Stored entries
━━━━━━━━

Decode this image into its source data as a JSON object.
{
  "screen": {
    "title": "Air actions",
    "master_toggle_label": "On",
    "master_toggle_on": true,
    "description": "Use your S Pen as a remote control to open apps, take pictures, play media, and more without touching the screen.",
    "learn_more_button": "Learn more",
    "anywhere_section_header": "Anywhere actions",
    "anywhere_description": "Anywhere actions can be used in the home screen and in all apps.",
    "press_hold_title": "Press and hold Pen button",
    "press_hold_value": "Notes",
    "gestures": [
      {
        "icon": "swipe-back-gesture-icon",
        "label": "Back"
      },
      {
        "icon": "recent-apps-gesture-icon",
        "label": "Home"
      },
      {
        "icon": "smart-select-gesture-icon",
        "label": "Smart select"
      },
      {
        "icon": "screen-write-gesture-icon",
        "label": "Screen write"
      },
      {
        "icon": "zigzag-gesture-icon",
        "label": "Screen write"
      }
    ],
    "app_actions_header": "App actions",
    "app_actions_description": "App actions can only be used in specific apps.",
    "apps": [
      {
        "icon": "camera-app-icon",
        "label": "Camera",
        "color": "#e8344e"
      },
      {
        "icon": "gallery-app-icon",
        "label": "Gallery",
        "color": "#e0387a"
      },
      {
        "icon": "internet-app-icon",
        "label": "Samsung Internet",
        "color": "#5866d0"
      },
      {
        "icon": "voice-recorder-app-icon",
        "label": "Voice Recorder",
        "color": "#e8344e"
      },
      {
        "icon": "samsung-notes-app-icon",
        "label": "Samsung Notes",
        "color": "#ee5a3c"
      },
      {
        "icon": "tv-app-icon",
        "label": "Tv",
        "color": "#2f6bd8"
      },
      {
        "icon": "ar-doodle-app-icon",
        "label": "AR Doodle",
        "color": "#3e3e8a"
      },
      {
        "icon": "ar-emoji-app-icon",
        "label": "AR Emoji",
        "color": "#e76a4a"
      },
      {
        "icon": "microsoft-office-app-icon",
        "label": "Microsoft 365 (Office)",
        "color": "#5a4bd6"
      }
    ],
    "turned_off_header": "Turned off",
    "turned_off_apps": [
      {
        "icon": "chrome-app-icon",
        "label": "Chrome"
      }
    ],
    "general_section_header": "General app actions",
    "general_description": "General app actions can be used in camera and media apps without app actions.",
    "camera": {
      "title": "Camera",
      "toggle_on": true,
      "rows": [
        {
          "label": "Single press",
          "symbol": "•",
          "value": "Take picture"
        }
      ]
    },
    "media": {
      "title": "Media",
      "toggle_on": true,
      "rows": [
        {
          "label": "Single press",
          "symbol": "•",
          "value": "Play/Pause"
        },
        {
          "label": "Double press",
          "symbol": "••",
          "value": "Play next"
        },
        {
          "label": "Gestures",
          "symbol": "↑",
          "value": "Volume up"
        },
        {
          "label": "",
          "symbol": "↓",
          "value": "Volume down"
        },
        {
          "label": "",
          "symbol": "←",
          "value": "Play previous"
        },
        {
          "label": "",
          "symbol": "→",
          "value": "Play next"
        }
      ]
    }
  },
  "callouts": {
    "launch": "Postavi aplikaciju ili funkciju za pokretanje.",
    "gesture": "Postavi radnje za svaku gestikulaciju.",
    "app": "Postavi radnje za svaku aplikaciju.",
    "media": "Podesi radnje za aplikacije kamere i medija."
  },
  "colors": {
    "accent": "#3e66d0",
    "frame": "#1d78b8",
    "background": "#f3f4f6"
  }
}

━━━━━━━━

Quote each line of the listing above exactly.

_EXERCISE OUTPUT_
Decode this image into its source data as a JSON object.
{
  "screen": {
    "title": "Air actions",
    "master_toggle_label": "On",
    "master_toggle_on": true,
    "description": "Use your S Pen as a remote control to open apps, take pictures, play media, and more without touching the screen.",
    "learn_more_button": "Learn more",
    "anywhere_section_header": "Anywhere actions",
    "anywhere_description": "Anywhere actions can be used in the home screen and in all apps.",
    "press_hold_title": "Press and hold Pen button",
    "press_hold_value": "Notes",
    "gestures": [
      {
        "icon": "swipe-back-gesture-icon",
        "label": "Back"
      },
      {
        "icon": "recent-apps-gesture-icon",
        "label": "Home"
      },
      {
        "icon": "smart-select-gesture-icon",
        "label": "Smart select"
      },
      {
        "icon": "screen-write-gesture-icon",
        "label": "Screen write"
      },
      {
        "icon": "zigzag-gesture-icon",
        "label": "Screen write"
      }
    ],
    "app_actions_header": "App actions",
    "app_actions_description": "App actions can only be used in specific apps.",
    "apps": [
      {
        "icon": "camera-app-icon",
        "label": "Camera",
        "color": "#e8344e"
      },
      {
        "icon": "gallery-app-icon",
        "label": "Gallery",
        "color": "#e0387a"
      },
      {
        "icon": "internet-app-icon",
        "label": "Samsung Internet",
        "color": "#5866d0"
      },
      {
        "icon": "voice-recorder-app-icon",
        "label": "Voice Recorder",
        "color": "#e8344e"
      },
      {
        "icon": "samsung-notes-app-icon",
        "label": "Samsung Notes",
        "color": "#ee5a3c"
      },
      {
        "icon": "tv-app-icon",
        "label": "Tv",
        "color": "#2f6bd8"
      },
      {
        "icon": "ar-doodle-app-icon",
        "label": "AR Doodle",
        "color": "#3e3e8a"
      },
      {
        "icon": "ar-emoji-app-icon",
        "label": "AR Emoji",
        "color": "#e76a4a"
      },
      {
        "icon": "microsoft-office-app-icon",
        "label": "Microsoft 365 (Office)",
        "color": "#5a4bd6"
      }
    ],
    "turned_off_header": "Turned off",
    "turned_off_apps": [
      {
        "icon": "chrome-app-icon",
        "label": "Chrome"
      }
    ],
    "general_section_header": "General app actions",
    "general_description": "General app actions can be used in camera and media apps without app actions.",
    "camera": {
      "title": "Camera",
      "toggle_on": true,
      "rows": [
        {
          "label": "Single press",
          "symbol": "•",
          "value": "Take picture"
        }
      ]
    },
    "media": {
      "title": "Media",
      "toggle_on": true,
      "rows": [
        {
          "label": "Single press",
          "symbol": "•",
          "value": "Play/Pause"
        },
        {
          "label": "Double press",
          "symbol": "••",
          "value": "Play next"
        },
        {
          "label": "Gestures",
          "symbol": "↑",
          "value": "Volume up"
        },
        {
          "label": "",
          "symbol": "↓",
          "value": "Volume down"
        },
        {
          "label": "",
          "symbol": "←",
          "value": "Play previous"
        },
        {
          "label": "",
          "symbol": "→",
          "value": "Play next"
        }
      ]
    }
  },
  "callouts": {
    "launch": "Postavi aplikaciju ili funkciju za pokretanje.",
    "gesture": "Postavi radnje za svaku gestikulaciju.",
    "app": "Postavi radnje za svaku aplikaciju.",
    "media": "Podesi radnje za aplikacije kamere i medija."
  },
  "colors": {
    "accent": "#3e66d0",
    "frame": "#1d78b8",
    "background": "#f3f4f6"
  }
}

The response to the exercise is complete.